** Exercise description **
From the listing below, select every line where the word "name" appears.

Figure collection entries:
____

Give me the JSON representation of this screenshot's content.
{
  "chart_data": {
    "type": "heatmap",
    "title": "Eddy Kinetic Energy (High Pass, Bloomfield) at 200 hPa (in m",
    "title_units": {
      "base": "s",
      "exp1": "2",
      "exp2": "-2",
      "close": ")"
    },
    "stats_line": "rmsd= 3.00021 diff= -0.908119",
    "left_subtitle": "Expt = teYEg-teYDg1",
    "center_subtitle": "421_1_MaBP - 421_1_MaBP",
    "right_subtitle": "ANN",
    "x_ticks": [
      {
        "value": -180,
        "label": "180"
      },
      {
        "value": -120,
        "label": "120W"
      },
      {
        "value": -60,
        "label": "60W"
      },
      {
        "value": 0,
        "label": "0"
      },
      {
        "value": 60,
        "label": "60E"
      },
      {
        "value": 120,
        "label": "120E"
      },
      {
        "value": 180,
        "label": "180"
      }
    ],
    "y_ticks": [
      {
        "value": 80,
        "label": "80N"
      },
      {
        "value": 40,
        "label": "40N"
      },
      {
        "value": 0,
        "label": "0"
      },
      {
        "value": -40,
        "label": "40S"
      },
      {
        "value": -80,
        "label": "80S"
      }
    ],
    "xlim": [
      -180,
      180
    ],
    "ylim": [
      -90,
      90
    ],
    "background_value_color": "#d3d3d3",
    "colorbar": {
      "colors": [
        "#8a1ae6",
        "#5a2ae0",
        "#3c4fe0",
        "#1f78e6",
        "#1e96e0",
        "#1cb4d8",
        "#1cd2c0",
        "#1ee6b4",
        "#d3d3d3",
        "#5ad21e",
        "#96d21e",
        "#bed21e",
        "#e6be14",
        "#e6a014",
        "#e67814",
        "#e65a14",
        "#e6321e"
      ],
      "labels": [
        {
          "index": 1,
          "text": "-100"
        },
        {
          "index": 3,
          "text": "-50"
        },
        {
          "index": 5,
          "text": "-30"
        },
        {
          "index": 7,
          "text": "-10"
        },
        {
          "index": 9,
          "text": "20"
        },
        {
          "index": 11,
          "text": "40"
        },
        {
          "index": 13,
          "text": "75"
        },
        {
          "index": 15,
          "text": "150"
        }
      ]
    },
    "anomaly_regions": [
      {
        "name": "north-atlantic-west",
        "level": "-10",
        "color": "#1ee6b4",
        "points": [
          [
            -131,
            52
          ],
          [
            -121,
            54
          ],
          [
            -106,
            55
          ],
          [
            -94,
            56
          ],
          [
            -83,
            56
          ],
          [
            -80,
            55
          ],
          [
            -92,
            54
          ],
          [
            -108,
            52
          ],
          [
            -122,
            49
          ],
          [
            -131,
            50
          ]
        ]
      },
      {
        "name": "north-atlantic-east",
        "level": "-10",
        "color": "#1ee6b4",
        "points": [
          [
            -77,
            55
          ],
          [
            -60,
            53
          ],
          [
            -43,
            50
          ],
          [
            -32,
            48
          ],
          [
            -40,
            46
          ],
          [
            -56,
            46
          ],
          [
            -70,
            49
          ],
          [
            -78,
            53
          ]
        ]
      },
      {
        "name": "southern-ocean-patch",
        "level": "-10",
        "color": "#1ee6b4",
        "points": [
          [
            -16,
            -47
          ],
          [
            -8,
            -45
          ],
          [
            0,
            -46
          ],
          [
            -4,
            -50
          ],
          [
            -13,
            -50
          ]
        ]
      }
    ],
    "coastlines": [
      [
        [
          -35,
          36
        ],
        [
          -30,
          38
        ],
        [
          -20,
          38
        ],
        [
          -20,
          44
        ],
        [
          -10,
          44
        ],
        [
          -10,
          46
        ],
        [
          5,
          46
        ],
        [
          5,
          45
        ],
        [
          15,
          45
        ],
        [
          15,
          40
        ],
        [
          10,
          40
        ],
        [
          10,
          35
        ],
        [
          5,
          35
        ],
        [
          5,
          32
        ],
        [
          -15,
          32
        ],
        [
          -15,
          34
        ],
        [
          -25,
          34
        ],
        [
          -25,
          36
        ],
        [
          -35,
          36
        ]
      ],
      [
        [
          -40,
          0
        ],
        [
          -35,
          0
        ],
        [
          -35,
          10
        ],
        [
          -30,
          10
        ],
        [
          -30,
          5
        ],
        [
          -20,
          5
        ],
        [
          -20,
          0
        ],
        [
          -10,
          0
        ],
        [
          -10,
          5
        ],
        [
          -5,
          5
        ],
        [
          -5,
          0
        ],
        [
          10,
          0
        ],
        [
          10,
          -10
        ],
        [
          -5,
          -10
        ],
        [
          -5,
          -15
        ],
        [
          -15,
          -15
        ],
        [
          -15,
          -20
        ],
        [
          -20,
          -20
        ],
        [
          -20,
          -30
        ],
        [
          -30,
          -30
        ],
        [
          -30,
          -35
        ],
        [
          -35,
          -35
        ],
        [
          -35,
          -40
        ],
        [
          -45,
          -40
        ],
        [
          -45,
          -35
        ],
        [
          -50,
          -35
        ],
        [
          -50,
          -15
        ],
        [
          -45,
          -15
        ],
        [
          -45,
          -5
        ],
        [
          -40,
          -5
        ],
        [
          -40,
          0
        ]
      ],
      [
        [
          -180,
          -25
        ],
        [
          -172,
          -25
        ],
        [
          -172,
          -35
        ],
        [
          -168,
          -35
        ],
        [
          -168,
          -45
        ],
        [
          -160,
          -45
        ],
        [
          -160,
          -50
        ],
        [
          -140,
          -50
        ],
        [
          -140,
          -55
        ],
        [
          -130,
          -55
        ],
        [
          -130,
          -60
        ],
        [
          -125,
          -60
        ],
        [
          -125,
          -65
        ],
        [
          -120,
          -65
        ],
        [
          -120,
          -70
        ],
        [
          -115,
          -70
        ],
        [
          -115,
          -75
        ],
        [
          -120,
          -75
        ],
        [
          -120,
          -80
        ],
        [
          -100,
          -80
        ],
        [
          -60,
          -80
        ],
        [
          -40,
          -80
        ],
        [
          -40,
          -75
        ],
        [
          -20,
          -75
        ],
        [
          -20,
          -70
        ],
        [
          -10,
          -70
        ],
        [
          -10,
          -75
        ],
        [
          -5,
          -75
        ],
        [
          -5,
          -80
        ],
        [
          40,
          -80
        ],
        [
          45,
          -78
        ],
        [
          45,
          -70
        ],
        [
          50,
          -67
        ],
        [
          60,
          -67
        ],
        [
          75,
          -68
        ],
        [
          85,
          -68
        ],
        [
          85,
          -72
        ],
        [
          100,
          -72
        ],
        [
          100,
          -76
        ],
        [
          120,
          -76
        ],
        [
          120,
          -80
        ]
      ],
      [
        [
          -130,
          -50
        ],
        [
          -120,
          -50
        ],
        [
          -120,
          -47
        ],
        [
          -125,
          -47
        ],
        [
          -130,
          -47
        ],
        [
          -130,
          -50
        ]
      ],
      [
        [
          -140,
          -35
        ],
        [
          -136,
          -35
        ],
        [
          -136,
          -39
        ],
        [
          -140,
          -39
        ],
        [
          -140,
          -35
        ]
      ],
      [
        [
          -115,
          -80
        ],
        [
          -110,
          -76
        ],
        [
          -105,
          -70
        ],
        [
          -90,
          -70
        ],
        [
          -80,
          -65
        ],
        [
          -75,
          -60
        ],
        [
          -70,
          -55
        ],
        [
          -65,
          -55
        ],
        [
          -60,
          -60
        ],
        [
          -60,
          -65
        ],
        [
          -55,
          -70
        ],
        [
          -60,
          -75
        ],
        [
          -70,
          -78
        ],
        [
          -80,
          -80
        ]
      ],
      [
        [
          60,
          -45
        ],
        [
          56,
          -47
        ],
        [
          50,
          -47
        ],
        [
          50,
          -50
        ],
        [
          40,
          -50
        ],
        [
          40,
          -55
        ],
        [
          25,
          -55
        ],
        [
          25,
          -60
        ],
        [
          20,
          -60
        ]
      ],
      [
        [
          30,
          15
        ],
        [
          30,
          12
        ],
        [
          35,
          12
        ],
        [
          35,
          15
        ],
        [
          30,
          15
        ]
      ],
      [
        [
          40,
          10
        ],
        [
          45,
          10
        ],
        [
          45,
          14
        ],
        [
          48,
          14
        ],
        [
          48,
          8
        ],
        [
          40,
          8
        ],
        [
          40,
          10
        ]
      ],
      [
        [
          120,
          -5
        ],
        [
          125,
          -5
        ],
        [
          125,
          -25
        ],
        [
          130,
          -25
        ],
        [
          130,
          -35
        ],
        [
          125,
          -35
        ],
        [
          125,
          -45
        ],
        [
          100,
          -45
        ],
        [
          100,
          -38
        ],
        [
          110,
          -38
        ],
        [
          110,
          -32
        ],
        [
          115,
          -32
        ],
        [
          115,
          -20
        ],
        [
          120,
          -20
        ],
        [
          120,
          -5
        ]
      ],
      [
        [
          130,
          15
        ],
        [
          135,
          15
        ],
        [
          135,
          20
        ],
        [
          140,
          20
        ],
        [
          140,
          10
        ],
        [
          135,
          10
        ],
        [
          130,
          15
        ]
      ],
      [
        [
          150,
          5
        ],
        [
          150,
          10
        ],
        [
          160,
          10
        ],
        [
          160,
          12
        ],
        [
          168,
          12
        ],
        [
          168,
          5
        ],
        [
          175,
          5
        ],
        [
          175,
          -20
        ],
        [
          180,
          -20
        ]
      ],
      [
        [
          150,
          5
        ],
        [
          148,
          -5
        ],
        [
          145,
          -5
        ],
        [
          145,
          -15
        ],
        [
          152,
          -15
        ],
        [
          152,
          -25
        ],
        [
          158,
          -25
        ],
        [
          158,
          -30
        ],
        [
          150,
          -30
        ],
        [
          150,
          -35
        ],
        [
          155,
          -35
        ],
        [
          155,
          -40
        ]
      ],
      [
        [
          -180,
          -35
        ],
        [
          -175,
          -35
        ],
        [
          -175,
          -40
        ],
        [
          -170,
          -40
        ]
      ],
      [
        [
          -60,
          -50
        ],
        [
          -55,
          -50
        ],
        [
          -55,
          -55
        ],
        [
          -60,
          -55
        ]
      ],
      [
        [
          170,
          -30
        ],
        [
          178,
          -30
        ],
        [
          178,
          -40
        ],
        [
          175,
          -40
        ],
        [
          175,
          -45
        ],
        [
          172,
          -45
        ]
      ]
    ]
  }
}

____

** Completed task **
        "name": "north-atlantic-west",
        "name": "north-atlantic-east",
        "name": "southern-ocean-patch",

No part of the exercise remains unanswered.